### EXERCISE DESCRIPTION
In the copy, include every entry exactly but none of the images.

[BEGIN]

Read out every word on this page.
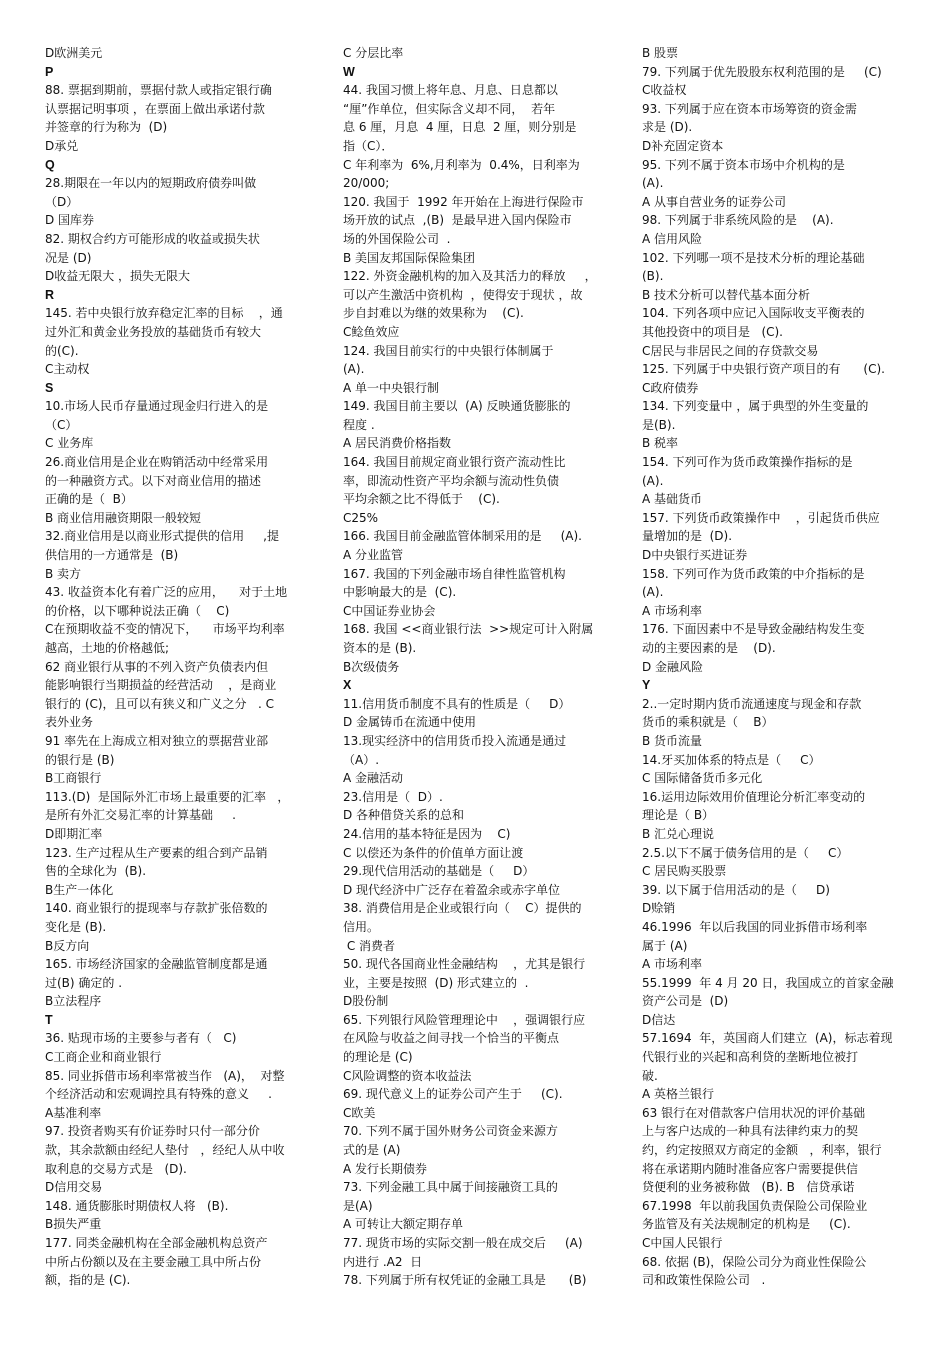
D欧洲美元
P
88. 票据到期前，票据付款人或指定银行确
认票据记明事项 ，在票面上做出承诺付款
并签章的行为称为  (D)
D承兑
Q
28.期限在一年以内的短期政府债券叫做
（D）
D 国库券
82. 期权合约方可能形成的收益或损失状
况是 (D)
D收益无限大 ，损失无限大
R
145. 若中央银行放弃稳定汇率的目标    ，通
过外汇和黄金业务投放的基础货币有较大
的(C).
C主动权
S
10.市场人民币存量通过现金归行进入的是
（C）
C 业务库
26.商业信用是企业在购销活动中经常采用
的一种融资方式。以下对商业信用的描述
正确的是（  B）
B 商业信用融资期限一般较短
32.商业信用是以商业形式提供的信用     ,提
供信用的一方通常是  (B)
B 卖方
43. 收益资本化有着广泛的应用，    对于土地
的价格，以下哪种说法正确（    C)
C在预期收益不变的情况下，    市场平均利率
越高，土地的价格越低;
62 商业银行从事的不列入资产负债表内但
能影响银行当期损益的经营活动    ，是商业
银行的 (C)，且可以有狭义和广义之分   . C
表外业务
91 率先在上海成立相对独立的票据营业部
的银行是 (B)
B工商银行
113.(D)  是国际外汇市场上最重要的汇率   ，
是所有外汇交易汇率的计算基础     .
D即期汇率
123. 生产过程从生产要素的组合到产品销
售的全球化为  (B).
B生产一体化
140. 商业银行的提现率与存款扩张倍数的
变化是 (B).
B反方向
165. 市场经济国家的金融监管制度都是通
过(B) 确定的 .
B立法程序
T
36. 贴现市场的主要参与者有（   C)
C工商企业和商业银行
85. 同业拆借市场利率常被当作   (A)，  对整
个经济活动和宏观调控具有特殊的意义     .
A基准利率
97. 投资者购买有价证券时只付一部分价
款，其余款额由经纪人垫付   ，经纪人从中收
取利息的交易方式是   (D).
D信用交易
148. 通货膨胀时期债权人将   (B).
B损失严重
177. 同类金融机构在全部金融机构总资产
中所占份额以及在主要金融工具中所占份
额，指的是 (C).
C 分层比率
W
44. 我国习惯上将年息、月息、日息都以
“厘”作单位，但实际含义却不同，  若年
息 6 厘，月息  4 厘，日息  2 厘，则分别是
指（C）．
C 年利率为  6%,月利率为  0.4%，日利率为
20/000;
120. 我国于  1992 年开始在上海进行保险市
场开放的试点  ,(B)  是最早进入国内保险市
场的外国保险公司  .
B 美国友邦国际保险集团
122. 外资金融机构的加入及其活力的释放     ，
可以产生激活中资机构  ，使得安于现状 ，故
步自封难以为继的效果称为    (C).
C鲶鱼效应
124. 我国目前实行的中央银行体制属于
(A).
A 单一中央银行制
149. 我国目前主要以  (A) 反映通货膨胀的
程度 .
A 居民消费价格指数
164. 我国目前规定商业银行资产流动性比
率，即流动性资产平均余额与流动性负债
平均余额之比不得低于    (C).
C25%
166. 我国目前金融监管体制采用的是     (A).
A 分业监管
167. 我国的下列金融市场自律性监管机构
中影响最大的是  (C).
C中国证券业协会
168. 我国 <<商业银行法  >>规定可计入附属
资本的是 (B).
B次级债务
X
11.信用货币制度不具有的性质是（     D）
D 金属铸币在流通中使用
13.现实经济中的信用货币投入流通是通过
（A）.
A 金融活动
23.信用是（  D）.
D 各种借贷关系的总和
24.信用的基本特征是因为    C)
C 以偿还为条件的价值单方面让渡
29.现代信用活动的基础是（     D）
D 现代经济中广泛存在着盈余或赤字单位
38. 消费信用是企业或银行向（    C）提供的
信用。
C 消费者
50. 现代各国商业性金融结构    ，尤其是银行
业，主要是按照  (D) 形式建立的  .
D股份制
65. 下列银行风险管理理论中    ，强调银行应
在风险与收益之间寻找一个恰当的平衡点
的理论是 (C)
C风险调整的资本收益法
69. 现代意义上的证券公司产生于     (C).
C欧美
70. 下列不属于国外财务公司资金来源方
式的是 (A)
A 发行长期债券
73. 下列金融工具中属于间接融资工具的
是(A)
A 可转让大额定期存单
77. 现货市场的实际交割一般在成交后     (A)
内进行 .A2  日
78. 下列属于所有权凭证的金融工具是      (B)
B 股票
79. 下列属于优先股股东权利范围的是     (C)
C收益权
93. 下列属于应在资本市场筹资的资金需
求是 (D).
D补充固定资本
95. 下列不属于资本市场中介机构的是
(A).
A 从事自营业务的证券公司
98. 下列属于非系统风险的是    (A).
A 信用风险
102. 下列哪一项不是技术分析的理论基础
(B).
B 技术分析可以替代基本面分析
104. 下列各项中应记入国际收支平衡表的
其他投资中的项目是   (C).
C居民与非居民之间的存贷款交易
125. 下列属于中央银行资产项目的有      (C).
C政府债券
134. 下列变量中 ，属于典型的外生变量的
是(B).
B 税率
154. 下列可作为货币政策操作指标的是
(A).
A 基础货币
157. 下列货币政策操作中    ，引起货币供应
量增加的是  (D).
D中央银行买进证券
158. 下列可作为货币政策的中介指标的是
(A).
A 市场利率
176. 下面因素中不是导致金融结构发生变
动的主要因素的是    (D).
D 金融风险
Y
2..一定时期内货币流通速度与现金和存款
货币的乘积就是（    B）
B 货币流量
14.牙买加体系的特点是（     C）
C 国际储备货币多元化
16.运用边际效用价值理论分析汇率变动的
理论是（ B）
B 汇兑心理说
2.5.以下不属于债务信用的是（     C）
C 居民购买股票
39. 以下属于信用活动的是（     D)
D赊销
46.1996  年以后我国的同业拆借市场利率
属于 (A)
A 市场利率
55.1999  年 4 月 20 日，我国成立的首家金融
资产公司是  (D)
D信达
57.1694  年，英国商人们建立  (A)，标志着现
代银行业的兴起和高利贷的垄断地位被打
破.
A 英格兰银行
63 银行在对借款客户信用状况的评价基础
上与客户达成的一种具有法律约束力的契
约，约定按照双方商定的金额   ，利率，银行
将在承诺期内随时准备应客户需要提供信
贷便利的业务被称做   (B). B   信贷承诺
67.1998  年以前我国负责保险公司保险业
务监管及有关法规制定的机构是     (C).
C中国人民银行
68. 依据 (B)，保险公司分为商业性保险公
司和政策性保险公司   .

[END]

### RESPONSE FOR THIS EXERCISE
Read out every word on this page.
D欧洲美元
P
88. 票据到期前，票据付款人或指定银行确
认票据记明事项 ，在票面上做出承诺付款
并签章的行为称为  (D)
D承兑
Q
28.期限在一年以内的短期政府债券叫做
（D）
D 国库券
82. 期权合约方可能形成的收益或损失状
况是 (D)
D收益无限大 ，损失无限大
R
145. 若中央银行放弃稳定汇率的目标    ，通
过外汇和黄金业务投放的基础货币有较大
的(C).
C主动权
S
10.市场人民币存量通过现金归行进入的是
（C）
C 业务库
26.商业信用是企业在购销活动中经常采用
的一种融资方式。以下对商业信用的描述
正确的是（  B）
B 商业信用融资期限一般较短
32.商业信用是以商业形式提供的信用     ,提
供信用的一方通常是  (B)
B 卖方
43. 收益资本化有着广泛的应用，    对于土地
的价格，以下哪种说法正确（    C)
C在预期收益不变的情况下，    市场平均利率
越高，土地的价格越低;
62 商业银行从事的不列入资产负债表内但
能影响银行当期损益的经营活动    ，是商业
银行的 (C)，且可以有狭义和广义之分   . C
表外业务
91 率先在上海成立相对独立的票据营业部
的银行是 (B)
B工商银行
113.(D)  是国际外汇市场上最重要的汇率   ，
是所有外汇交易汇率的计算基础     .
D即期汇率
123. 生产过程从生产要素的组合到产品销
售的全球化为  (B).
B生产一体化
140. 商业银行的提现率与存款扩张倍数的
变化是 (B).
B反方向
165. 市场经济国家的金融监管制度都是通
过(B) 确定的 .
B立法程序
T
36. 贴现市场的主要参与者有（   C)
C工商企业和商业银行
85. 同业拆借市场利率常被当作   (A)，  对整
个经济活动和宏观调控具有特殊的意义     .
A基准利率
97. 投资者购买有价证券时只付一部分价
款，其余款额由经纪人垫付   ，经纪人从中收
取利息的交易方式是   (D).
D信用交易
148. 通货膨胀时期债权人将   (B).
B损失严重
177. 同类金融机构在全部金融机构总资产
中所占份额以及在主要金融工具中所占份
额，指的是 (C).
C 分层比率
W
44. 我国习惯上将年息、月息、日息都以
“厘”作单位，但实际含义却不同，  若年
息 6 厘，月息  4 厘，日息  2 厘，则分别是
指（C）．
C 年利率为  6%,月利率为  0.4%，日利率为
20/000;
120. 我国于  1992 年开始在上海进行保险市
场开放的试点  ,(B)  是最早进入国内保险市
场的外国保险公司  .
B 美国友邦国际保险集团
122. 外资金融机构的加入及其活力的释放     ，
可以产生激活中资机构  ，使得安于现状 ，故
步自封难以为继的效果称为    (C).
C鲶鱼效应
124. 我国目前实行的中央银行体制属于
(A).
A 单一中央银行制
149. 我国目前主要以  (A) 反映通货膨胀的
程度 .
A 居民消费价格指数
164. 我国目前规定商业银行资产流动性比
率，即流动性资产平均余额与流动性负债
平均余额之比不得低于    (C).
C25%
166. 我国目前金融监管体制采用的是     (A).
A 分业监管
167. 我国的下列金融市场自律性监管机构
中影响最大的是  (C).
C中国证券业协会
168. 我国 <<商业银行法  >>规定可计入附属
资本的是 (B).
B次级债务
X
11.信用货币制度不具有的性质是（     D）
D 金属铸币在流通中使用
13.现实经济中的信用货币投入流通是通过
（A）.
A 金融活动
23.信用是（  D）.
D 各种借贷关系的总和
24.信用的基本特征是因为    C)
C 以偿还为条件的价值单方面让渡
29.现代信用活动的基础是（     D）
D 现代经济中广泛存在着盈余或赤字单位
38. 消费信用是企业或银行向（    C）提供的
信用。
C 消费者
50. 现代各国商业性金融结构    ，尤其是银行
业，主要是按照  (D) 形式建立的  .
D股份制
65. 下列银行风险管理理论中    ，强调银行应
在风险与收益之间寻找一个恰当的平衡点
的理论是 (C)
C风险调整的资本收益法
69. 现代意义上的证券公司产生于     (C).
C欧美
70. 下列不属于国外财务公司资金来源方
式的是 (A)
A 发行长期债券
73. 下列金融工具中属于间接融资工具的
是(A)
A 可转让大额定期存单
77. 现货市场的实际交割一般在成交后     (A)
内进行 .A2  日
78. 下列属于所有权凭证的金融工具是      (B)
B 股票
79. 下列属于优先股股东权利范围的是     (C)
C收益权
93. 下列属于应在资本市场筹资的资金需
求是 (D).
D补充固定资本
95. 下列不属于资本市场中介机构的是
(A).
A 从事自营业务的证券公司
98. 下列属于非系统风险的是    (A).
A 信用风险
102. 下列哪一项不是技术分析的理论基础
(B).
B 技术分析可以替代基本面分析
104. 下列各项中应记入国际收支平衡表的
其他投资中的项目是   (C).
C居民与非居民之间的存贷款交易
125. 下列属于中央银行资产项目的有      (C).
C政府债券
134. 下列变量中 ，属于典型的外生变量的
是(B).
B 税率
154. 下列可作为货币政策操作指标的是
(A).
A 基础货币
157. 下列货币政策操作中    ，引起货币供应
量增加的是  (D).
D中央银行买进证券
158. 下列可作为货币政策的中介指标的是
(A).
A 市场利率
176. 下面因素中不是导致金融结构发生变
动的主要因素的是    (D).
D 金融风险
Y
2..一定时期内货币流通速度与现金和存款
货币的乘积就是（    B）
B 货币流量
14.牙买加体系的特点是（     C）
C 国际储备货币多元化
16.运用边际效用价值理论分析汇率变动的
理论是（ B）
B 汇兑心理说
2.5.以下不属于债务信用的是（     C）
C 居民购买股票
39. 以下属于信用活动的是（     D)
D赊销
46.1996  年以后我国的同业拆借市场利率
属于 (A)
A 市场利率
55.1999  年 4 月 20 日，我国成立的首家金融
资产公司是  (D)
D信达
57.1694  年，英国商人们建立  (A)，标志着现
代银行业的兴起和高利贷的垄断地位被打
破.
A 英格兰银行
63 银行在对借款客户信用状况的评价基础
上与客户达成的一种具有法律约束力的契
约，约定按照双方商定的金额   ，利率，银行
将在承诺期内随时准备应客户需要提供信
贷便利的业务被称做   (B). B   信贷承诺
67.1998  年以前我国负责保险公司保险业
务监管及有关法规制定的机构是     (C).
C中国人民银行
68. 依据 (B)，保险公司分为商业性保险公
司和政策性保险公司   .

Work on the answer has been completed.